[Available data start]

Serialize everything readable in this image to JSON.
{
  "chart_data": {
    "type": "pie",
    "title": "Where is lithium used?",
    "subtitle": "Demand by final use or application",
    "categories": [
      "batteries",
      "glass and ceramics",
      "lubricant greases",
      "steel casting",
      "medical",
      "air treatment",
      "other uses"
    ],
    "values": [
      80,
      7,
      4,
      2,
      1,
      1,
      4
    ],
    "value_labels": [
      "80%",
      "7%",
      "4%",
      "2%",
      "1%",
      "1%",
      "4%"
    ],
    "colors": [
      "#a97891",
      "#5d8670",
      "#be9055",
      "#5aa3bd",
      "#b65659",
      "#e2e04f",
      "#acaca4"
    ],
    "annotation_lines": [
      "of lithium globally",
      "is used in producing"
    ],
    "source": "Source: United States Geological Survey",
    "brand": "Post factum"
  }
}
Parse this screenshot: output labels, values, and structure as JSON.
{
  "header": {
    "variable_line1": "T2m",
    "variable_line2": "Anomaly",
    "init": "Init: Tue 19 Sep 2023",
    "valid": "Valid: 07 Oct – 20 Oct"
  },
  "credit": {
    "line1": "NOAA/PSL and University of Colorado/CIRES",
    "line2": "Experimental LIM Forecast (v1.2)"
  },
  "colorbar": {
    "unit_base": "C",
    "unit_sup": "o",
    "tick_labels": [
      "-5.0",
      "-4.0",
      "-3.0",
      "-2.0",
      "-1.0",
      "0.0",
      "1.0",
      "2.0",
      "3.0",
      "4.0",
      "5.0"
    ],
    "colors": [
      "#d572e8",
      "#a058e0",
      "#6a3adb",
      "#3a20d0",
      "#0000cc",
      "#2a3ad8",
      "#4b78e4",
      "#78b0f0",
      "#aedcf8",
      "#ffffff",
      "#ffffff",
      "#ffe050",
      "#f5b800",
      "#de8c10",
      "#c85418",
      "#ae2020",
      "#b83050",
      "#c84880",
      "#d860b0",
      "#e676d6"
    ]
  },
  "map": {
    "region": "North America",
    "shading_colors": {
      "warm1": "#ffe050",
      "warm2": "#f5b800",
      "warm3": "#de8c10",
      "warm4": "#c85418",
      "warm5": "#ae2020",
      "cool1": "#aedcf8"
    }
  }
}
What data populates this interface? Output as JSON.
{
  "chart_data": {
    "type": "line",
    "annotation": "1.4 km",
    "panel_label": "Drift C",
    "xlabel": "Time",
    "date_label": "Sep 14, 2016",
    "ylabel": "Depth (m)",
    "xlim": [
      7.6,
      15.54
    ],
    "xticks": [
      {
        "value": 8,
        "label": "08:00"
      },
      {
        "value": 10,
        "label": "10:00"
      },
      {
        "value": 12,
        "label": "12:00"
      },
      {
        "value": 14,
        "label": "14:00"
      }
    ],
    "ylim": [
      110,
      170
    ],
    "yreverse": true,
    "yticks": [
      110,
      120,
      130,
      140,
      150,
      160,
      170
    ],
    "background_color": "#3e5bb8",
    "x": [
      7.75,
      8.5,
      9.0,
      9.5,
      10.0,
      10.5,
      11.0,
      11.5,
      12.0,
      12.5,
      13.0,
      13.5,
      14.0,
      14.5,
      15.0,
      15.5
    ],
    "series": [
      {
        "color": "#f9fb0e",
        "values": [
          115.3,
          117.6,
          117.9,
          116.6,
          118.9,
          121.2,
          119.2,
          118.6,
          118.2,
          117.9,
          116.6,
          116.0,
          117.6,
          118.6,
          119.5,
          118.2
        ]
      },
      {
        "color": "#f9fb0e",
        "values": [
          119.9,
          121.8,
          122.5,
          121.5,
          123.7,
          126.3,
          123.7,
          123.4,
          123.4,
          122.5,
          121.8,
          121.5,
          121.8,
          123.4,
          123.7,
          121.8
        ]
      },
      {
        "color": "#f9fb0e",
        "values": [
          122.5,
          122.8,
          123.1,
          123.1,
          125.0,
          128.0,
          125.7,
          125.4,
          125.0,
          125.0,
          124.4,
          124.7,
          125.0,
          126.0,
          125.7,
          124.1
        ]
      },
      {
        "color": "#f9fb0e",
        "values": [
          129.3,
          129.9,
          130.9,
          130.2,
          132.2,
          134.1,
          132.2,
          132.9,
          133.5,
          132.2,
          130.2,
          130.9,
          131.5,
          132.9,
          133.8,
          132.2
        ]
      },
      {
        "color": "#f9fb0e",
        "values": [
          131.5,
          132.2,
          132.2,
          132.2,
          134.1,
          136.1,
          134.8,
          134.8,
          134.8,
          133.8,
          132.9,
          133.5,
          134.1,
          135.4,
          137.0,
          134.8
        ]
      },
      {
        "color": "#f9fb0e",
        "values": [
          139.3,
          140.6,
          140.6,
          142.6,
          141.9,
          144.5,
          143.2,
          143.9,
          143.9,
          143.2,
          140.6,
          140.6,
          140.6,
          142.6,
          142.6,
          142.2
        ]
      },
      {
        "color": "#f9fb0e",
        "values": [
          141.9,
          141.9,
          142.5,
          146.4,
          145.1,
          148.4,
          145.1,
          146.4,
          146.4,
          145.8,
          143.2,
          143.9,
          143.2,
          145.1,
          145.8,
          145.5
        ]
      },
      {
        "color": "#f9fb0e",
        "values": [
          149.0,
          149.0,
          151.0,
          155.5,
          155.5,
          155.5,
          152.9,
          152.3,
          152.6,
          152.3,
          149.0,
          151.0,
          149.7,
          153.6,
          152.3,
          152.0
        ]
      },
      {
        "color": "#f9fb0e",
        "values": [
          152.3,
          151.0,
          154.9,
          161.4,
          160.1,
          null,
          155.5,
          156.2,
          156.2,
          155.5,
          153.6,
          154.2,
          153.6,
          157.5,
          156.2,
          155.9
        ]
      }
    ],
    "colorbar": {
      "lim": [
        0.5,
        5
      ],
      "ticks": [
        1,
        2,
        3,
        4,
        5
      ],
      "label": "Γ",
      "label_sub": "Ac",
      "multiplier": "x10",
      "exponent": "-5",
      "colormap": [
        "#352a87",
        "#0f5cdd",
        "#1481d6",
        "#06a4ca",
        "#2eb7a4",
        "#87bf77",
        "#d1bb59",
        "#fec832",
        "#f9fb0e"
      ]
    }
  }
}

[Available data end]

## Written instruction
Pull out and copy each line containing the string "used".

## Output below
    "title": "Where is lithium used?",
      "is used in producing"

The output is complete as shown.